Dataset records:

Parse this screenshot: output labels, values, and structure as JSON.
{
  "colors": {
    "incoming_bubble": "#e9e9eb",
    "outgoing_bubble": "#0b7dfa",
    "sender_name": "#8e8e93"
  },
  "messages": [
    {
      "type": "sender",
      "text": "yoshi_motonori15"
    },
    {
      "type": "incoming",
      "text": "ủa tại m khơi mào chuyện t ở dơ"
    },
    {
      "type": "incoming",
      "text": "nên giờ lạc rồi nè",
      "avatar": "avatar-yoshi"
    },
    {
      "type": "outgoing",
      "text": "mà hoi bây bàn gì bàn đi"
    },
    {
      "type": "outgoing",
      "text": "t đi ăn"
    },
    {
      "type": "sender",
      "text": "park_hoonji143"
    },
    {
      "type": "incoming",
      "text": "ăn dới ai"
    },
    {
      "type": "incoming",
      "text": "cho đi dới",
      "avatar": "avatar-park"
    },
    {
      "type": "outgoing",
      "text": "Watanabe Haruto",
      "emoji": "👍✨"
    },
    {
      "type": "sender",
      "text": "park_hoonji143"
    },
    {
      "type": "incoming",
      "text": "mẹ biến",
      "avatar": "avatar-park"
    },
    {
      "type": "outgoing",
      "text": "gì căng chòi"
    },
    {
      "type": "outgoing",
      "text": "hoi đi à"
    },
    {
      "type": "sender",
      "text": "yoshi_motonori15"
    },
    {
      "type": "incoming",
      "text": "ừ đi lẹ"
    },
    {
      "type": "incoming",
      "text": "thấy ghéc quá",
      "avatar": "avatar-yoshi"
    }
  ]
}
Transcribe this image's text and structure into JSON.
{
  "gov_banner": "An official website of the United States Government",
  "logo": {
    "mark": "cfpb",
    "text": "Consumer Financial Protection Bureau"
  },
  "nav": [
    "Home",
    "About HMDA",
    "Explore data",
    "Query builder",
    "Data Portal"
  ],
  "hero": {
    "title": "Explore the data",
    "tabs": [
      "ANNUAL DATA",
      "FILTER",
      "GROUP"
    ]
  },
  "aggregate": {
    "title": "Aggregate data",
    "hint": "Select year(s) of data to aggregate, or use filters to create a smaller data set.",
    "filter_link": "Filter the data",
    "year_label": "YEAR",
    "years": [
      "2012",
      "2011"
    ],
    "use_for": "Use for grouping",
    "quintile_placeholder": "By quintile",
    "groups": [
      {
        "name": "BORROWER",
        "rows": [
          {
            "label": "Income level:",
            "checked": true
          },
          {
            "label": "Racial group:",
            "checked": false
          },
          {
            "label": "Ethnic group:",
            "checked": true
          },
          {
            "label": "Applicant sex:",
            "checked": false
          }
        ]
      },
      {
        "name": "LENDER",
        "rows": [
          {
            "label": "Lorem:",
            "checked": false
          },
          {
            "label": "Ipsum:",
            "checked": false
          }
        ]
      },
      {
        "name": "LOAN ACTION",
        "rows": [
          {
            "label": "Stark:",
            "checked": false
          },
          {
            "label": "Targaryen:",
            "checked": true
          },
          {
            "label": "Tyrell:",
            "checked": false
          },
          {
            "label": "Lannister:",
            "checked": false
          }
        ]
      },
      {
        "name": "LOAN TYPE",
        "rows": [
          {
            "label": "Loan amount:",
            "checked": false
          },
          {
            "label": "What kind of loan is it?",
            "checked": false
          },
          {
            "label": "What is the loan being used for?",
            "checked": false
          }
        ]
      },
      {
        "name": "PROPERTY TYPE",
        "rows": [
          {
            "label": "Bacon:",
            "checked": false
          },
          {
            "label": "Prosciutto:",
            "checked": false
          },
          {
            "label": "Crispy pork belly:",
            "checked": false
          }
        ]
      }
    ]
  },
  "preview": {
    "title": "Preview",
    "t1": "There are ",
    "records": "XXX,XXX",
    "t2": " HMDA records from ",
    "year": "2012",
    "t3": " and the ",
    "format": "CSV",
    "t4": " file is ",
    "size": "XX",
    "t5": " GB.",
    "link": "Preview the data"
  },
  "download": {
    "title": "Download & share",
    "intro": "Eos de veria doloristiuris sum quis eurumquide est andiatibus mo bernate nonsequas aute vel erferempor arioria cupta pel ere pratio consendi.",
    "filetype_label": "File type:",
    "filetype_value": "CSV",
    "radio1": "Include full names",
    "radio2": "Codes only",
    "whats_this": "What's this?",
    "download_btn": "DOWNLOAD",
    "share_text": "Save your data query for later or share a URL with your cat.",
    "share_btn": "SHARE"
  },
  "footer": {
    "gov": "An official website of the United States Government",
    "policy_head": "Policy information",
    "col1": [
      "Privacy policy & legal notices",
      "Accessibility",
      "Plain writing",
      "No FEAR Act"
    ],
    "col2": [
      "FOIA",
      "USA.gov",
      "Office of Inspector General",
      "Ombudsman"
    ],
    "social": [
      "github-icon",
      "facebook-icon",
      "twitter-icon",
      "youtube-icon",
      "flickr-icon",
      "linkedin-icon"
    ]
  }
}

DIRECTION: Extract the complete set of records unchanged.

TASK OUTPUT:
Parse this screenshot: output labels, values, and structure as JSON.
{
  "colors": {
    "incoming_bubble": "#e9e9eb",
    "outgoing_bubble": "#0b7dfa",
    "sender_name": "#8e8e93"
  },
  "messages": [
    {
      "type": "sender",
      "text": "yoshi_motonori15"
    },
    {
      "type": "incoming",
      "text": "ủa tại m khơi mào chuyện t ở dơ"
    },
    {
      "type": "incoming",
      "text": "nên giờ lạc rồi nè",
      "avatar": "avatar-yoshi"
    },
    {
      "type": "outgoing",
      "text": "mà hoi bây bàn gì bàn đi"
    },
    {
      "type": "outgoing",
      "text": "t đi ăn"
    },
    {
      "type": "sender",
      "text": "park_hoonji143"
    },
    {
      "type": "incoming",
      "text": "ăn dới ai"
    },
    {
      "type": "incoming",
      "text": "cho đi dới",
      "avatar": "avatar-park"
    },
    {
      "type": "outgoing",
      "text": "Watanabe Haruto",
      "emoji": "👍✨"
    },
    {
      "type": "sender",
      "text": "park_hoonji143"
    },
    {
      "type": "incoming",
      "text": "mẹ biến",
      "avatar": "avatar-park"
    },
    {
      "type": "outgoing",
      "text": "gì căng chòi"
    },
    {
      "type": "outgoing",
      "text": "hoi đi à"
    },
    {
      "type": "sender",
      "text": "yoshi_motonori15"
    },
    {
      "type": "incoming",
      "text": "ừ đi lẹ"
    },
    {
      "type": "incoming",
      "text": "thấy ghéc quá",
      "avatar": "avatar-yoshi"
    }
  ]
}
Transcribe this image's text and structure into JSON.
{
  "gov_banner": "An official website of the United States Government",
  "logo": {
    "mark": "cfpb",
    "text": "Consumer Financial Protection Bureau"
  },
  "nav": [
    "Home",
    "About HMDA",
    "Explore data",
    "Query builder",
    "Data Portal"
  ],
  "hero": {
    "title": "Explore the data",
    "tabs": [
      "ANNUAL DATA",
      "FILTER",
      "GROUP"
    ]
  },
  "aggregate": {
    "title": "Aggregate data",
    "hint": "Select year(s) of data to aggregate, or use filters to create a smaller data set.",
    "filter_link": "Filter the data",
    "year_label": "YEAR",
    "years": [
      "2012",
      "2011"
    ],
    "use_for": "Use for grouping",
    "quintile_placeholder": "By quintile",
    "groups": [
      {
        "name": "BORROWER",
        "rows": [
          {
            "label": "Income level:",
            "checked": true
          },
          {
            "label": "Racial group:",
            "checked": false
          },
          {
            "label": "Ethnic group:",
            "checked": true
          },
          {
            "label": "Applicant sex:",
            "checked": false
          }
        ]
      },
      {
        "name": "LENDER",
        "rows": [
          {
            "label": "Lorem:",
            "checked": false
          },
          {
            "label": "Ipsum:",
            "checked": false
          }
        ]
      },
      {
        "name": "LOAN ACTION",
        "rows": [
          {
            "label": "Stark:",
            "checked": false
          },
          {
            "label": "Targaryen:",
            "checked": true
          },
          {
            "label": "Tyrell:",
            "checked": false
          },
          {
            "label": "Lannister:",
            "checked": false
          }
        ]
      },
      {
        "name": "LOAN TYPE",
        "rows": [
          {
            "label": "Loan amount:",
            "checked": false
          },
          {
            "label": "What kind of loan is it?",
            "checked": false
          },
          {
            "label": "What is the loan being used for?",
            "checked": false
          }
        ]
      },
      {
        "name": "PROPERTY TYPE",
        "rows": [
          {
            "label": "Bacon:",
            "checked": false
          },
          {
            "label": "Prosciutto:",
            "checked": false
          },
          {
            "label": "Crispy pork belly:",
            "checked": false
          }
        ]
      }
    ]
  },
  "preview": {
    "title": "Preview",
    "t1": "There are ",
    "records": "XXX,XXX",
    "t2": " HMDA records from ",
    "year": "2012",
    "t3": " and the ",
    "format": "CSV",
    "t4": " file is ",
    "size": "XX",
    "t5": " GB.",
    "link": "Preview the data"
  },
  "download": {
    "title": "Download & share",
    "intro": "Eos de veria doloristiuris sum quis eurumquide est andiatibus mo bernate nonsequas aute vel erferempor arioria cupta pel ere pratio consendi.",
    "filetype_label": "File type:",
    "filetype_value": "CSV",
    "radio1": "Include full names",
    "radio2": "Codes only",
    "whats_this": "What's this?",
    "download_btn": "DOWNLOAD",
    "share_text": "Save your data query for later or share a URL with your cat.",
    "share_btn": "SHARE"
  },
  "footer": {
    "gov": "An official website of the United States Government",
    "policy_head": "Policy information",
    "col1": [
      "Privacy policy & legal notices",
      "Accessibility",
      "Plain writing",
      "No FEAR Act"
    ],
    "col2": [
      "FOIA",
      "USA.gov",
      "Office of Inspector General",
      "Ombudsman"
    ],
    "social": [
      "github-icon",
      "facebook-icon",
      "twitter-icon",
      "youtube-icon",
      "flickr-icon",
      "linkedin-icon"
    ]
  }
}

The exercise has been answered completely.